Data excerpts:
● ● ● ●

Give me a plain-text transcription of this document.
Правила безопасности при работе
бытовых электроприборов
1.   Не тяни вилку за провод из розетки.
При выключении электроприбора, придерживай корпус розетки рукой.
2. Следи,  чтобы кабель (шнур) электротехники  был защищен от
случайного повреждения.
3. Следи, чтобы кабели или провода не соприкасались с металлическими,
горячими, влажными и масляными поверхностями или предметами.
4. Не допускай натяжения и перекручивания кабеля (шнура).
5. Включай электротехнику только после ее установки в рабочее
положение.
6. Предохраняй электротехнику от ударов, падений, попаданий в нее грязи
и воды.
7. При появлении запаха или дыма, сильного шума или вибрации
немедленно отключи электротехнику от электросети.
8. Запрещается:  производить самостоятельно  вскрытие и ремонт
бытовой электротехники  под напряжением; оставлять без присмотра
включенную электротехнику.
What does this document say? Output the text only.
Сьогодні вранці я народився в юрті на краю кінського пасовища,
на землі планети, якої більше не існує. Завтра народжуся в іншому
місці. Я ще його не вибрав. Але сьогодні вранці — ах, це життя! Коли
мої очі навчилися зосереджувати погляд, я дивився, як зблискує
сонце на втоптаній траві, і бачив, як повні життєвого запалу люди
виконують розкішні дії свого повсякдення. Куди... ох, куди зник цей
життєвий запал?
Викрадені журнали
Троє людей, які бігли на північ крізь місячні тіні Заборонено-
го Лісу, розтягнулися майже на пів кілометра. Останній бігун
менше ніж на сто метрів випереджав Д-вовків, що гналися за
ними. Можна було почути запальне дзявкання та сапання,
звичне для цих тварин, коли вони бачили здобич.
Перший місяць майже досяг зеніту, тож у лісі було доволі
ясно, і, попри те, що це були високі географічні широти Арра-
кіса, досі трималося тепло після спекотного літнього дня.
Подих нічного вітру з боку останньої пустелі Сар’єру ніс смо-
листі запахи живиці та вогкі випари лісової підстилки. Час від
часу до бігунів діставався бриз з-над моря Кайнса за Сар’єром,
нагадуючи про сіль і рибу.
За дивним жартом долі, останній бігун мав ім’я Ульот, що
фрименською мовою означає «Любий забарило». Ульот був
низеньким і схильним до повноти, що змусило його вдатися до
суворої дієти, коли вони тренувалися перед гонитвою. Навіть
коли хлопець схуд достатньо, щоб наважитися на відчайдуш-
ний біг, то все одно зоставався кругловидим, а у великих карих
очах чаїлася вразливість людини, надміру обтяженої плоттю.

● ● ● ●

Job: Return the whole listing exactly.

Answer in full:
Give me a plain-text transcription of this document.
Правила безопасности при работе
бытовых электроприборов
1.   Не тяни вилку за провод из розетки.
При выключении электроприбора, придерживай корпус розетки рукой.
2. Следи,  чтобы кабель (шнур) электротехники  был защищен от
случайного повреждения.
3. Следи, чтобы кабели или провода не соприкасались с металлическими,
горячими, влажными и масляными поверхностями или предметами.
4. Не допускай натяжения и перекручивания кабеля (шнура).
5. Включай электротехнику только после ее установки в рабочее
положение.
6. Предохраняй электротехнику от ударов, падений, попаданий в нее грязи
и воды.
7. При появлении запаха или дыма, сильного шума или вибрации
немедленно отключи электротехнику от электросети.
8. Запрещается:  производить самостоятельно  вскрытие и ремонт
бытовой электротехники  под напряжением; оставлять без присмотра
включенную электротехнику.
What does this document say? Output the text only.
Сьогодні вранці я народився в юрті на краю кінського пасовища,
на землі планети, якої більше не існує. Завтра народжуся в іншому
місці. Я ще його не вибрав. Але сьогодні вранці — ах, це життя! Коли
мої очі навчилися зосереджувати погляд, я дивився, як зблискує
сонце на втоптаній траві, і бачив, як повні життєвого запалу люди
виконують розкішні дії свого повсякдення. Куди... ох, куди зник цей
життєвий запал?
Викрадені журнали
Троє людей, які бігли на північ крізь місячні тіні Заборонено-
го Лісу, розтягнулися майже на пів кілометра. Останній бігун
менше ніж на сто метрів випереджав Д-вовків, що гналися за
ними. Можна було почути запальне дзявкання та сапання,
звичне для цих тварин, коли вони бачили здобич.
Перший місяць майже досяг зеніту, тож у лісі було доволі
ясно, і, попри те, що це були високі географічні широти Арра-
кіса, досі трималося тепло після спекотного літнього дня.
Подих нічного вітру з боку останньої пустелі Сар’єру ніс смо-
листі запахи живиці та вогкі випари лісової підстилки. Час від
часу до бігунів діставався бриз з-над моря Кайнса за Сар’єром,
нагадуючи про сіль і рибу.
За дивним жартом долі, останній бігун мав ім’я Ульот, що
фрименською мовою означає «Любий забарило». Ульот був
низеньким і схильним до повноти, що змусило його вдатися до
суворої дієти, коли вони тренувалися перед гонитвою. Навіть
коли хлопець схуд достатньо, щоб наважитися на відчайдуш-
ний біг, то все одно зоставався кругловидим, а у великих карих
очах чаїлася вразливість людини, надміру обтяженої плоттю.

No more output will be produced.